Travail à faire: Réécrivez le passage du texte source qui commence par « Je pense aussi » et va jusqu'à « chemin de réparation. », en remplaçant « moment très fort » par « moment bouleversant ».

Alors oui, chacun a dû faire son propre chemin. Et moi aussi, j’ai été aidé par des temps de formation. J’ai écouté des psychothérapeutes, j’ai essayé de comprendre : qu’est-ce qu’un traumatisme ?, qu’est-ce qu’un syndrome post-traumatique ?… Comprendre que ça laisse des traces profondes, que ça peut marquer durablement des personnes, et qu’on ne mesure pas toujours ces conséquences.

Je pense aussi à un frère qui est sorti de l’institut il y a vingt ans, à l’époque profès temporaire. Après la reconnaissance que j’ai faite en juin dernier pour Anne Mardon, il m’a demandé : « Est-ce qu’on peut relire ensemble mon histoire ? Parce qu’à l’époque, vous ne m’avez pas aidé à ma sortie. » On l’a fait, vingt ans après. C’était un moment très fort. Il était à la fois très apaisé et très exigeant dans sa parole. Et je crois qu’il y a eu, là, un vrai avant/après. Parce qu’il a senti qu’on lui rendait sa dignité. Il avait besoin de pouvoir dire, clairement : « Ce que j’ai vécu, ce n’était pas juste. » Et qu’on l’entende. Ça fait partie du chemin de réparation. 

  • Et par rapport à ceux, notamment des laïcs, qui te reprochent d’avoir laissé ternir l’image de frère Pierre-Marie par cette reconnaissance ? Aujourd’hui, avec le recul, c’était il y a onze mois, qu’est-ce que tu réponds à cette accusation ? 

Frère Jean-Christophe : Oui, j’ai vécu un vrai conflit de loyauté. À un moment, je me suis vraiment posé cette question : est-ce qu’il faut protéger l’image du fondateur ? Ou est-ce qu’il faut écouter, accueillir la parole de celles et ceux qui ont été blessés, parfois profondément, dans leur passage chez nous ? Et pour moi, c’est là que l’Évangile devait parler. J’ai choisi d’écouter, d’accompagner ces personnes, et d’essayer d’apporter une réponse juste. Parce que c’est ça, vivre l’Évangile.

Je ne pense pas avoir terni l’image du fondateur. Je crois que je l’ai rendue plus humaine. Oui, on a vu ses limites, ses failles, mais ça ne retire rien à la beauté de son intuition, ni à tout ce que j’ai moi-même reçu grâce à lui. Ça fait partie d’une vérité plus complète.

Quand on a lancé l’appel à témoignage en 2019, je savais qu’on prenait un risque. C’était un vrai chemin de crête, pas confortable du tout. Mais au fond, ce chemin, aussi rude soit-il, était profondément humanisant. On ne peut pas avancer en balayant les blessures sous le tapis. C’est à ce prix-là qu’on devient plus vrais. Et à mes yeux, si on vit vraiment l’Évangile, l’image du fondateur, elle en sortira grandie. Peut-être pas tout de suite, pas pour tout le monde, mais à terme, oui. Parce qu’on aura été vrais.

Données brutes:

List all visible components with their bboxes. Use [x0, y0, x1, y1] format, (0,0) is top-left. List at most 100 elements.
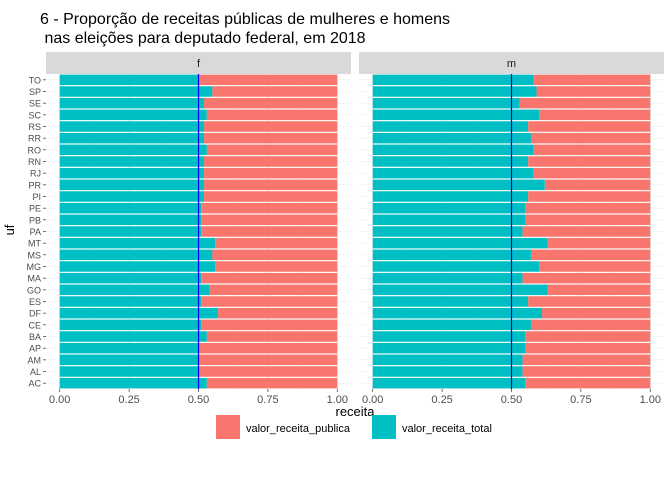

Réponse attendue:
Je pense aussi à un frère qui est sorti de l’institut il y a vingt ans, à l’époque profès temporaire. Après la reconnaissance que j’ai faite en juin dernier pour Anne Mardon, il m’a demandé : « Est-ce qu’on peut relire ensemble mon histoire ? Parce qu’à l’époque, vous ne m’avez pas aidé à ma sortie. » On l’a fait, vingt ans après. C’était un moment bouleversant. Il était à la fois très apaisé et très exigeant dans sa parole. Et je crois qu’il y a eu, là, un vrai avant/après. Parce qu’il a senti qu’on lui rendait sa dignité. Il avait besoin de pouvoir dire, clairement : « Ce que j’ai vécu, ce n’était pas juste. » Et qu’on l’entende. Ça fait partie du chemin de réparation.